WRITTEN TASK = Locate all lines with the word "into" and copy them out.
··· STORED ROWS
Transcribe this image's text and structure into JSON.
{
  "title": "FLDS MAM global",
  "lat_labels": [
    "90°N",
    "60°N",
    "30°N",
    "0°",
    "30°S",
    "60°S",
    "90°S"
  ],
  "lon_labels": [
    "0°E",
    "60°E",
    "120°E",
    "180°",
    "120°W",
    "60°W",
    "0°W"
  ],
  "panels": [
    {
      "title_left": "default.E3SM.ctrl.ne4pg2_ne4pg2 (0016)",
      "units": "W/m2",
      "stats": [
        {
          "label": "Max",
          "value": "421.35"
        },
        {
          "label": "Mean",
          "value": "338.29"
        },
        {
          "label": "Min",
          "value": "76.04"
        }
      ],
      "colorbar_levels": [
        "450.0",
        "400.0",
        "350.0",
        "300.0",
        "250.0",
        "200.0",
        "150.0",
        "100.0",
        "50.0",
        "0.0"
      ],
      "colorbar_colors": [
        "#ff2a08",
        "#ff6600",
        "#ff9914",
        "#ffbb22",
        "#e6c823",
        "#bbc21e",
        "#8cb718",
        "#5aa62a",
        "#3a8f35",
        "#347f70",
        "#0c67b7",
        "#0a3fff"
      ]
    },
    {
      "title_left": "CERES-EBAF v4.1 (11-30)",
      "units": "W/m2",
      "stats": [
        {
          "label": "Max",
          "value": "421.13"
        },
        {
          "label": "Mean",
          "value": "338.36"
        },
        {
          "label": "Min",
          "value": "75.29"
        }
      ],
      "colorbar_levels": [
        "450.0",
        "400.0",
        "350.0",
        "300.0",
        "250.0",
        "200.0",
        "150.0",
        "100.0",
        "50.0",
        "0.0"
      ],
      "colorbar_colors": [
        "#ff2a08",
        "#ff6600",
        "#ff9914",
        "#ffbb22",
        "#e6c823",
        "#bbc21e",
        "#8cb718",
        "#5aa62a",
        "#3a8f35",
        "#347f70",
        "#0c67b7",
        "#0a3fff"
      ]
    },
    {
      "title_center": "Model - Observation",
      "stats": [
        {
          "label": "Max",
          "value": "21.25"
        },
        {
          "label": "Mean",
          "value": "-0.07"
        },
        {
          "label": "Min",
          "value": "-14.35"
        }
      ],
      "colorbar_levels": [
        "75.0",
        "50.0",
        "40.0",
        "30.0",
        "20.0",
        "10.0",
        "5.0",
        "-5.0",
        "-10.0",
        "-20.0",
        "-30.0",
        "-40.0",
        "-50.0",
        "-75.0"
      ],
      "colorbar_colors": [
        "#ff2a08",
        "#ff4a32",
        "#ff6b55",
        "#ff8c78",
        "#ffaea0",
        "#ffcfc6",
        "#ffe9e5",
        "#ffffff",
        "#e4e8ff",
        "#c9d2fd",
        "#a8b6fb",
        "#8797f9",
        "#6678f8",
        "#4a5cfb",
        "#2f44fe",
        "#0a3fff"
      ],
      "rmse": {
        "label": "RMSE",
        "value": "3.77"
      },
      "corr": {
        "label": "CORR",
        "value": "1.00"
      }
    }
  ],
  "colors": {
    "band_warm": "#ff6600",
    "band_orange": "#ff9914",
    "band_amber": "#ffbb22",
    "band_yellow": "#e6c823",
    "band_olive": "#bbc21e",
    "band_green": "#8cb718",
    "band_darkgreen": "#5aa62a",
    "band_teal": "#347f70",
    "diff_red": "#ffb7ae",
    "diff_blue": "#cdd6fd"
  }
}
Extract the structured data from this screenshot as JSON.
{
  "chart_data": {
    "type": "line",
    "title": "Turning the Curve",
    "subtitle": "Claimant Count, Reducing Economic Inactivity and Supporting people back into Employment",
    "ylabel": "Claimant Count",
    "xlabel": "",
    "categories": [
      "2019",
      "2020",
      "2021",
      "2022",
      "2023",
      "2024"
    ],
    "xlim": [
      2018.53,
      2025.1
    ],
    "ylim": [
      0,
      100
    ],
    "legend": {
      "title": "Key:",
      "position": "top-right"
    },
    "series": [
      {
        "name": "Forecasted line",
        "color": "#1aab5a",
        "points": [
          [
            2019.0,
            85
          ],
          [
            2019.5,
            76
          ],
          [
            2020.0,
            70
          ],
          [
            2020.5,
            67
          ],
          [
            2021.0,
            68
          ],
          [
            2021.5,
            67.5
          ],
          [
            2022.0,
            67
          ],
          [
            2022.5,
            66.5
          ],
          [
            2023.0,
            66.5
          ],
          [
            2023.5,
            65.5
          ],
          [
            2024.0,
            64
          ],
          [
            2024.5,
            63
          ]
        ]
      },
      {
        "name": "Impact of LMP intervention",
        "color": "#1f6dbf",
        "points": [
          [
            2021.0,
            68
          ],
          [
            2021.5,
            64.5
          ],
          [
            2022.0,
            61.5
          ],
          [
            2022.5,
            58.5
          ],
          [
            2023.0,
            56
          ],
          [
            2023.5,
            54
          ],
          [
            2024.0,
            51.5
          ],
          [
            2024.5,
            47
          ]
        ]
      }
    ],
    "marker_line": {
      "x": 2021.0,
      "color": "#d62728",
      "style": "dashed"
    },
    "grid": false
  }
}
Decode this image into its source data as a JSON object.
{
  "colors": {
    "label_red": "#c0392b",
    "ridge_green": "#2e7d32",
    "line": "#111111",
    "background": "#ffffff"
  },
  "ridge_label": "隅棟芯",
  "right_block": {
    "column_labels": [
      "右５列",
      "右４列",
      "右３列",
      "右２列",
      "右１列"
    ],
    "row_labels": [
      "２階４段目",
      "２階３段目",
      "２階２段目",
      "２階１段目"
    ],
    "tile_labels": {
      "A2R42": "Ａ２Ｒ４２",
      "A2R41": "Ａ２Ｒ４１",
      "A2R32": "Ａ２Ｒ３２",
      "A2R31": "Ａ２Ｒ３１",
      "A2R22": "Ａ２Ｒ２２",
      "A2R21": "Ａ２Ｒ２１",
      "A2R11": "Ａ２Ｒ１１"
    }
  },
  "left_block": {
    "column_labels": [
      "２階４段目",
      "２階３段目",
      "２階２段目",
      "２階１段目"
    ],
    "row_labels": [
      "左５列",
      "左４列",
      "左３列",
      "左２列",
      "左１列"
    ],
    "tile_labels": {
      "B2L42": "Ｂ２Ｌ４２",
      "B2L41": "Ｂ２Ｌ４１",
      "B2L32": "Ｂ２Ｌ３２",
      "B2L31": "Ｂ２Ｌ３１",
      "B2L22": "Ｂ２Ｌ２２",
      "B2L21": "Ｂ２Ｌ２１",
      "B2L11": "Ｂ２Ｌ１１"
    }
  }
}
······
WRITTEN RESPONSE =
Transcribe this image's text and structure into JSON.
    "subtitle": "Claimant Count, Reducing Economic Inactivity and Supporting people back into Employment",
Decode this image into its source data as a JSON object.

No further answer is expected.